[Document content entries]

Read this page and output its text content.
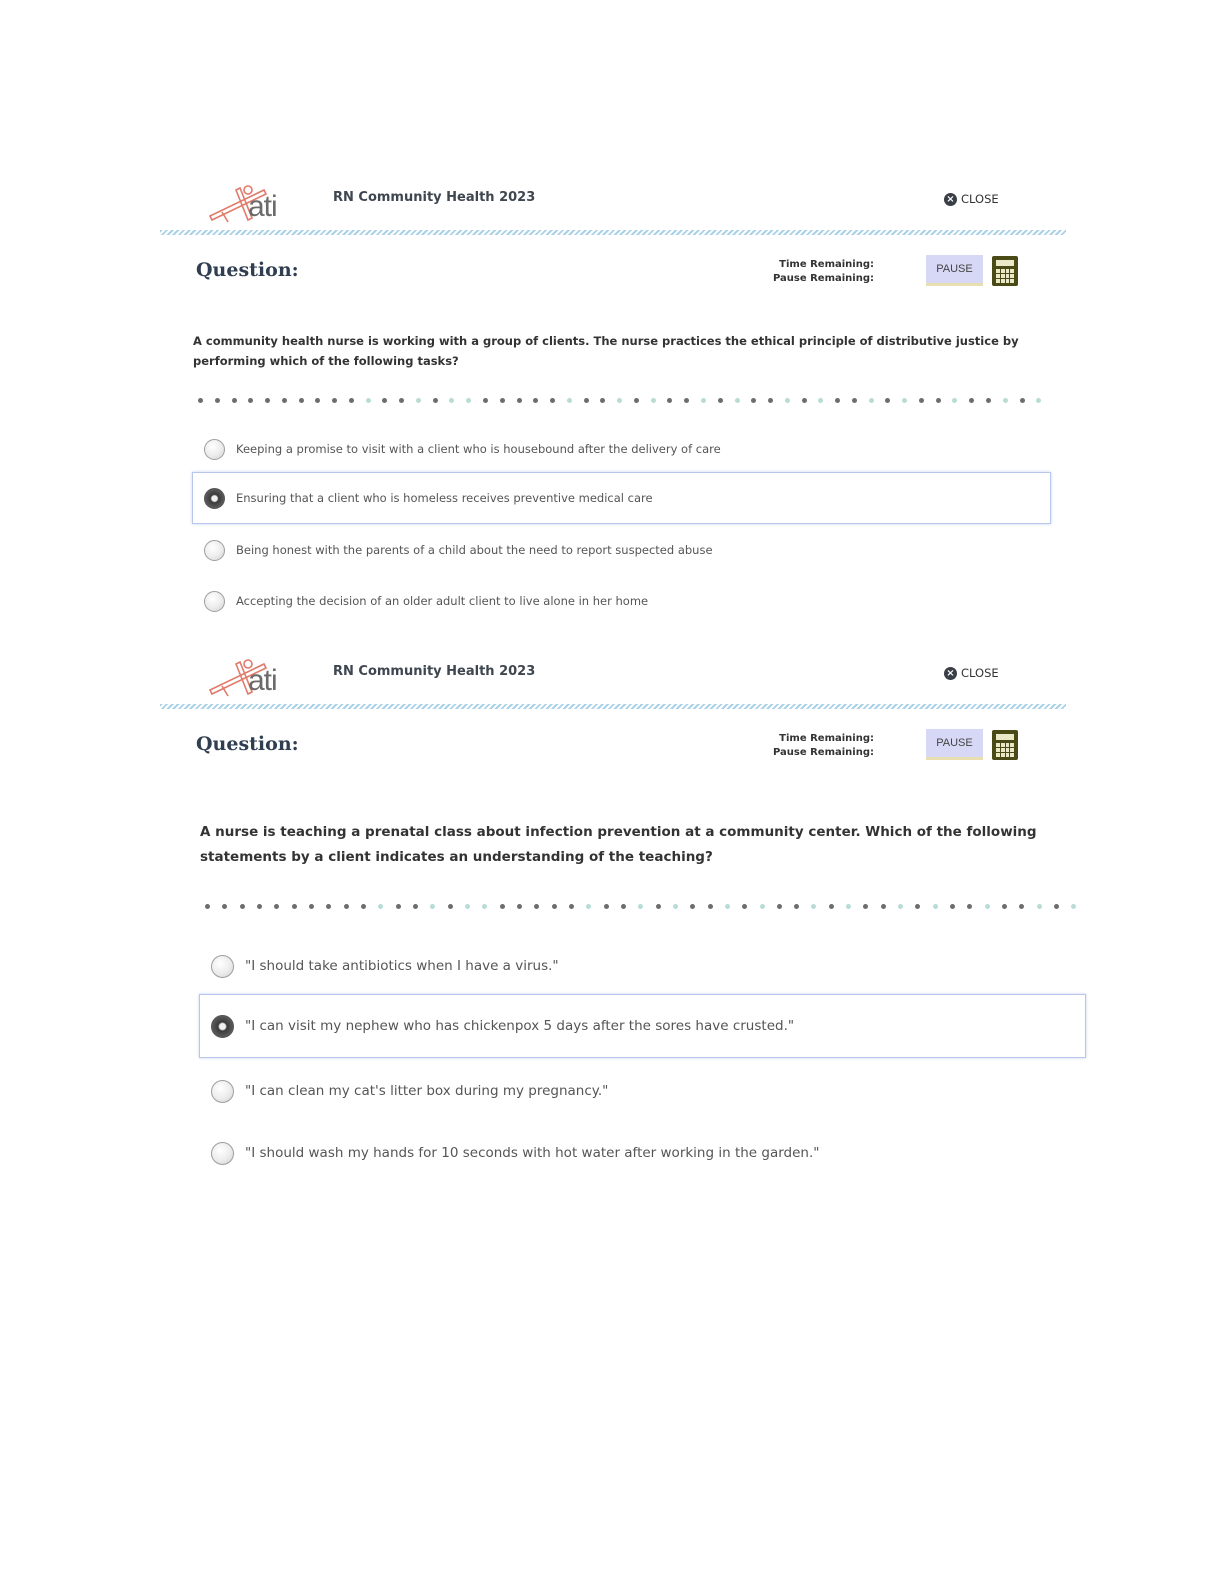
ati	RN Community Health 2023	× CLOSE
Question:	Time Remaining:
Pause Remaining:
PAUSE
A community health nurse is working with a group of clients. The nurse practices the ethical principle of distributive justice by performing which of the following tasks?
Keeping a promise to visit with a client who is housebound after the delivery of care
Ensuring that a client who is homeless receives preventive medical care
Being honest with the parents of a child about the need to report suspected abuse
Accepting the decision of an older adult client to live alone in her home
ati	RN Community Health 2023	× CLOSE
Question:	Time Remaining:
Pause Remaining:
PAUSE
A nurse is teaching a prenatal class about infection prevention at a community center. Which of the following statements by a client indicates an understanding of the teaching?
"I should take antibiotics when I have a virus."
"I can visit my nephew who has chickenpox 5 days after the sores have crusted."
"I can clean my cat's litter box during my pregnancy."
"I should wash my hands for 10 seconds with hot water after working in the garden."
--
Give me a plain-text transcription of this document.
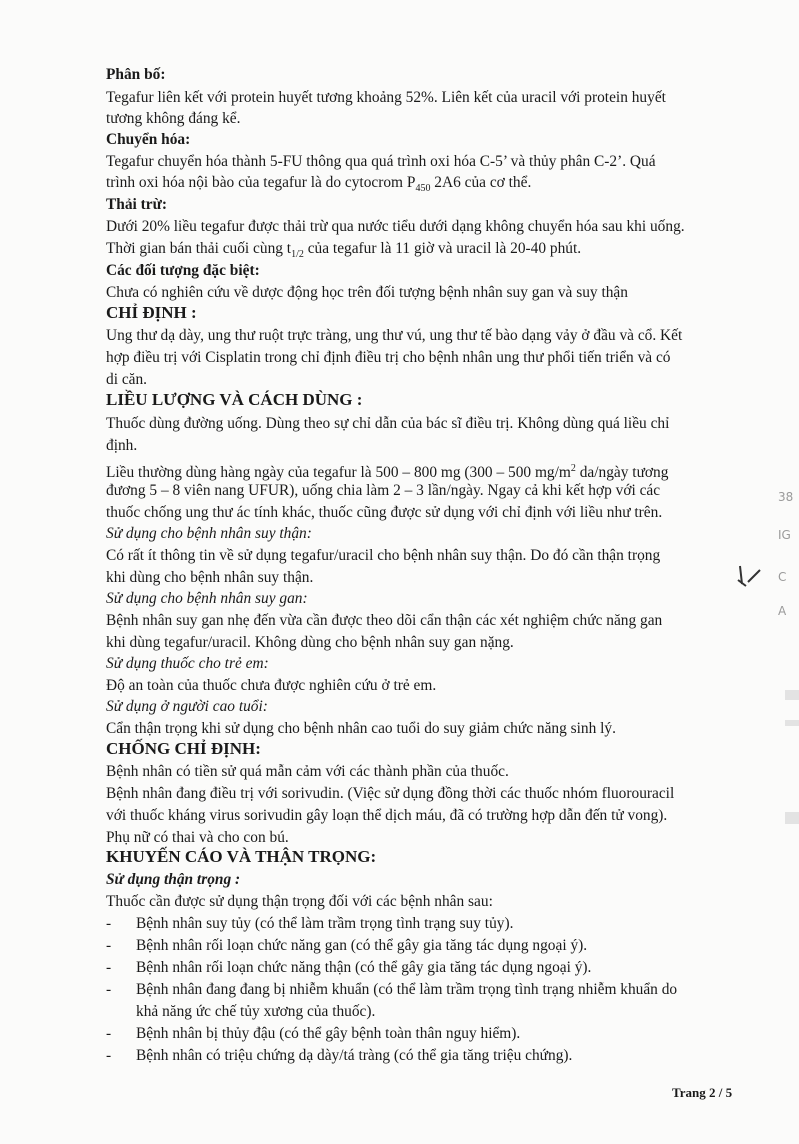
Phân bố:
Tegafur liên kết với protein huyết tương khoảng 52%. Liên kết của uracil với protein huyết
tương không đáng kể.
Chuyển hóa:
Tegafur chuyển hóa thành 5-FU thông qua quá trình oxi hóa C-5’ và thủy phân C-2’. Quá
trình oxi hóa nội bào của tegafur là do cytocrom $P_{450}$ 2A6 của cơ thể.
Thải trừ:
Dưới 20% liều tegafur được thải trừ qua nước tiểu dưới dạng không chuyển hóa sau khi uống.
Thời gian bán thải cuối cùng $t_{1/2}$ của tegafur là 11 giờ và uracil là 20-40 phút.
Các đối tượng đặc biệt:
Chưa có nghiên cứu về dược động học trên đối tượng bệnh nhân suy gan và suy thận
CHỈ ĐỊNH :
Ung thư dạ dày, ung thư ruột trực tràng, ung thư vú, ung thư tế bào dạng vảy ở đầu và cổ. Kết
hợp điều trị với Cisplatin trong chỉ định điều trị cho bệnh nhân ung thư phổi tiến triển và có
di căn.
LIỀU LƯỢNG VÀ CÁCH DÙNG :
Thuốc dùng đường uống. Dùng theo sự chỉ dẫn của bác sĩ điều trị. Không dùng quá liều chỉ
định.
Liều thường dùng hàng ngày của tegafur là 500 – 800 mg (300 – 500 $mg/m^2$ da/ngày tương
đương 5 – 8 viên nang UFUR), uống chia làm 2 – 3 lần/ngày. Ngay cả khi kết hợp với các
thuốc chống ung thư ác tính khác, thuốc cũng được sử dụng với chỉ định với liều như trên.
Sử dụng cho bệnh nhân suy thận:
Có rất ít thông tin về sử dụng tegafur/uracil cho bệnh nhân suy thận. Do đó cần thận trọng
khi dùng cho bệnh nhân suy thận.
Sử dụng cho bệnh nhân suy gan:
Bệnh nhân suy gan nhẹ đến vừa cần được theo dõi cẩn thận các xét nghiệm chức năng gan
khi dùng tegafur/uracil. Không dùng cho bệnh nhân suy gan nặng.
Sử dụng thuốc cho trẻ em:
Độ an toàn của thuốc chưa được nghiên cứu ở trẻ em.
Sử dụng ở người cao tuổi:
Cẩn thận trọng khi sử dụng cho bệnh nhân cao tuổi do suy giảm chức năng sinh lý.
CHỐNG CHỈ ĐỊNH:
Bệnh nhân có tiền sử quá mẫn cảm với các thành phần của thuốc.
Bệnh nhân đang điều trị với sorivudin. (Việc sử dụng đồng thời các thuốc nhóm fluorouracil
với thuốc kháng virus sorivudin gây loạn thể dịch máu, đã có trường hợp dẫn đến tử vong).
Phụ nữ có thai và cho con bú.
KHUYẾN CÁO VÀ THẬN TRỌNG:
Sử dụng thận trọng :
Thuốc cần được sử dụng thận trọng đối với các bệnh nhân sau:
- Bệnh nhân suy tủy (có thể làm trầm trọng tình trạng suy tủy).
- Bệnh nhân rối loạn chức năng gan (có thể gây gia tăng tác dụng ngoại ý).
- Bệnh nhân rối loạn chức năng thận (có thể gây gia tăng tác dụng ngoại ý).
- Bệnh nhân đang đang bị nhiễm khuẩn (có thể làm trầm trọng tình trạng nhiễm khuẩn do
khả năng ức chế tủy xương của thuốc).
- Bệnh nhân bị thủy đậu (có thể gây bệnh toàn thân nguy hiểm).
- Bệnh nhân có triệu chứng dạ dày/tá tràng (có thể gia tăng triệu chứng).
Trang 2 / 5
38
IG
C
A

Task description:
Which lines of the entries above contain the string "have"? Copy each one.

Response for this exercise:
"I should take antibiotics when I have a virus."
"I can visit my nephew who has chickenpox 5 days after the sores have crusted."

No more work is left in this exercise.